---- Input rows
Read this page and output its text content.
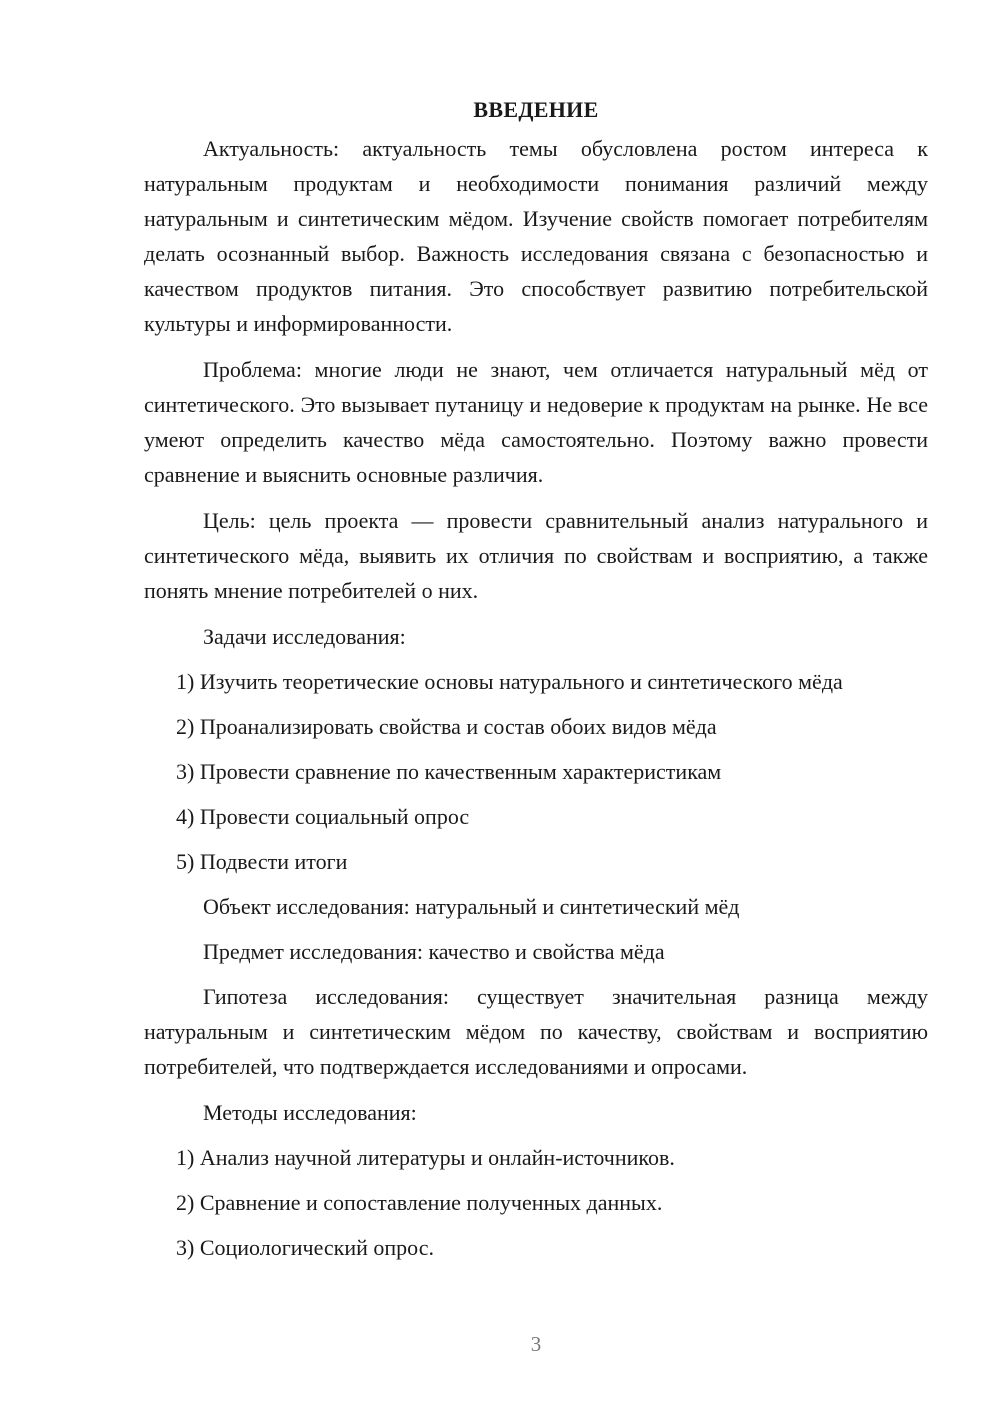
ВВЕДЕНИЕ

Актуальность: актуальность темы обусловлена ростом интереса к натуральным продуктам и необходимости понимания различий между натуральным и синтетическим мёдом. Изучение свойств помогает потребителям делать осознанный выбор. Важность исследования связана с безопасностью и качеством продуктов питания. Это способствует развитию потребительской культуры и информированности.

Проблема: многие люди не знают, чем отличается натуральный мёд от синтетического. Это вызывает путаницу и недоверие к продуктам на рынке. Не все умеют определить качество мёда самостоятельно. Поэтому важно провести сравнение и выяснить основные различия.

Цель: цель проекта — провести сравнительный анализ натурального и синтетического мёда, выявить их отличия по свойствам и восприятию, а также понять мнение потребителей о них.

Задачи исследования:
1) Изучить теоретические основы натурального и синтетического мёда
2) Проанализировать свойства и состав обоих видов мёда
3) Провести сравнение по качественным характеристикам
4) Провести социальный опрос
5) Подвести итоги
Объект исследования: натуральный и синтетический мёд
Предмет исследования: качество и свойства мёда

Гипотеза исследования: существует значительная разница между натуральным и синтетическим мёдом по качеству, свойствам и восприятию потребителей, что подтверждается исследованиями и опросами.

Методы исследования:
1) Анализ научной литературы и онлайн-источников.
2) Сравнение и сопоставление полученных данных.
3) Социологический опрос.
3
--------
* [Problem details] Write out the data precisely as given, excluding the pictures.

* [Written solution]
Read this page and output its text content.
ВВЕДЕНИЕ

Актуальность: актуальность темы обусловлена ростом интереса к натуральным продуктам и необходимости понимания различий между натуральным и синтетическим мёдом. Изучение свойств помогает потребителям делать осознанный выбор. Важность исследования связана с безопасностью и качеством продуктов питания. Это способствует развитию потребительской культуры и информированности.

Проблема: многие люди не знают, чем отличается натуральный мёд от синтетического. Это вызывает путаницу и недоверие к продуктам на рынке. Не все умеют определить качество мёда самостоятельно. Поэтому важно провести сравнение и выяснить основные различия.

Цель: цель проекта — провести сравнительный анализ натурального и синтетического мёда, выявить их отличия по свойствам и восприятию, а также понять мнение потребителей о них.

Задачи исследования:
1) Изучить теоретические основы натурального и синтетического мёда
2) Проанализировать свойства и состав обоих видов мёда
3) Провести сравнение по качественным характеристикам
4) Провести социальный опрос
5) Подвести итоги
Объект исследования: натуральный и синтетический мёд
Предмет исследования: качество и свойства мёда

Гипотеза исследования: существует значительная разница между натуральным и синтетическим мёдом по качеству, свойствам и восприятию потребителей, что подтверждается исследованиями и опросами.

Методы исследования:
1) Анализ научной литературы и онлайн-источников.
2) Сравнение и сопоставление полученных данных.
3) Социологический опрос.
3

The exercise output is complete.